Information provided ->
::::
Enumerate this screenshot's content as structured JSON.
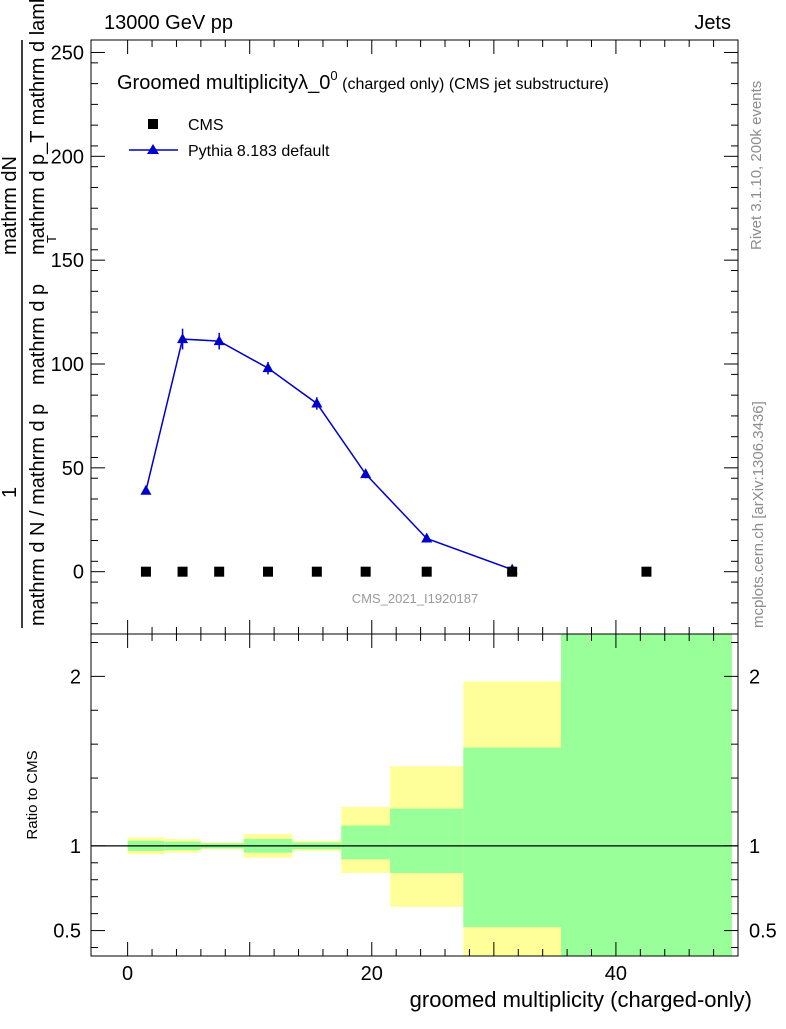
{
  "header": {
    "energy": "13000 GeV pp",
    "category": "Jets"
  },
  "side_labels": {
    "rivet": "Rivet 3.1.10,  200k events",
    "mcplots": "mcplots.cern.ch [arXiv:1306.3436]"
  },
  "watermark": "CMS_2021_I1920187",
  "colors": {
    "mc": "#0000cc",
    "data": "#000000",
    "band_inner": "#99ff99",
    "band_outer": "#ffff99"
  },
  "chart_data": [
    {
      "type": "line",
      "panel": "main",
      "title": {
        "main": "Groomed multiplicityλ_0",
        "sup": "0",
        "small": "(charged only)",
        "tail": "(CMS jet substructure)"
      },
      "ylabel": {
        "numerator": "1",
        "denominator": "mathrm d N / mathrm d p_mathrm d p_T mathrm d lambda",
        "parts": [
          "mathrm dN",
          "mathrm d p_T mathrm d lambda",
          "mathrm d p",
          "mathrm d N / mathrm d p",
          "T"
        ]
      },
      "xlim": [
        -3,
        50
      ],
      "ylim": [
        -30,
        256
      ],
      "yticks": [
        0,
        50,
        100,
        150,
        200,
        250
      ],
      "legend": {
        "position": "top-left",
        "entries": [
          "CMS",
          "Pythia 8.183 default"
        ]
      },
      "series": [
        {
          "name": "CMS",
          "marker": "square",
          "x": [
            1.5,
            4.5,
            7.5,
            11.5,
            15.5,
            19.5,
            24.5,
            31.5,
            42.5
          ],
          "y": [
            0,
            0,
            0,
            0,
            0,
            0,
            0,
            0,
            0
          ]
        },
        {
          "name": "Pythia 8.183 default",
          "marker": "triangle",
          "x": [
            1.5,
            4.5,
            7.5,
            11.5,
            15.5,
            19.5,
            24.5,
            31.5
          ],
          "y": [
            39,
            112,
            111,
            98,
            81,
            47,
            16,
            1
          ],
          "yerr": [
            1.5,
            5,
            4,
            3,
            3,
            2,
            1,
            0.5
          ]
        }
      ]
    },
    {
      "type": "area",
      "panel": "ratio",
      "ylabel": "Ratio to CMS",
      "xlabel": "groomed multiplicity (charged-only)",
      "xlim": [
        -3,
        50
      ],
      "ylim": [
        0.35,
        2.25
      ],
      "yticks": [
        0.5,
        1,
        2
      ],
      "xticks": [
        0,
        20,
        40
      ],
      "bins": [
        {
          "lo": 0,
          "hi": 3,
          "outer": [
            0.95,
            1.05
          ],
          "inner": [
            0.97,
            1.03
          ]
        },
        {
          "lo": 3,
          "hi": 6,
          "outer": [
            0.96,
            1.04
          ],
          "inner": [
            0.975,
            1.025
          ]
        },
        {
          "lo": 6,
          "hi": 9.5,
          "outer": [
            0.98,
            1.02
          ],
          "inner": [
            0.985,
            1.015
          ]
        },
        {
          "lo": 9.5,
          "hi": 13.5,
          "outer": [
            0.93,
            1.07
          ],
          "inner": [
            0.96,
            1.04
          ]
        },
        {
          "lo": 13.5,
          "hi": 17.5,
          "outer": [
            0.97,
            1.03
          ],
          "inner": [
            0.98,
            1.02
          ]
        },
        {
          "lo": 17.5,
          "hi": 21.5,
          "outer": [
            0.84,
            1.23
          ],
          "inner": [
            0.92,
            1.12
          ]
        },
        {
          "lo": 21.5,
          "hi": 27.5,
          "outer": [
            0.64,
            1.47
          ],
          "inner": [
            0.84,
            1.22
          ]
        },
        {
          "lo": 27.5,
          "hi": 35.5,
          "outer": [
            0.35,
            1.97
          ],
          "inner": [
            0.52,
            1.58
          ]
        },
        {
          "lo": 35.5,
          "hi": 49.5,
          "outer": [
            0.35,
            2.25
          ],
          "inner": [
            0.35,
            2.25
          ]
        }
      ]
    }
  ]
}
::::
Given instruction ->
Go through the preceding material and copy each line that has the word "only".

Response ->
        "small": "(charged only)",
      "xlabel": "groomed multiplicity (charged-only)",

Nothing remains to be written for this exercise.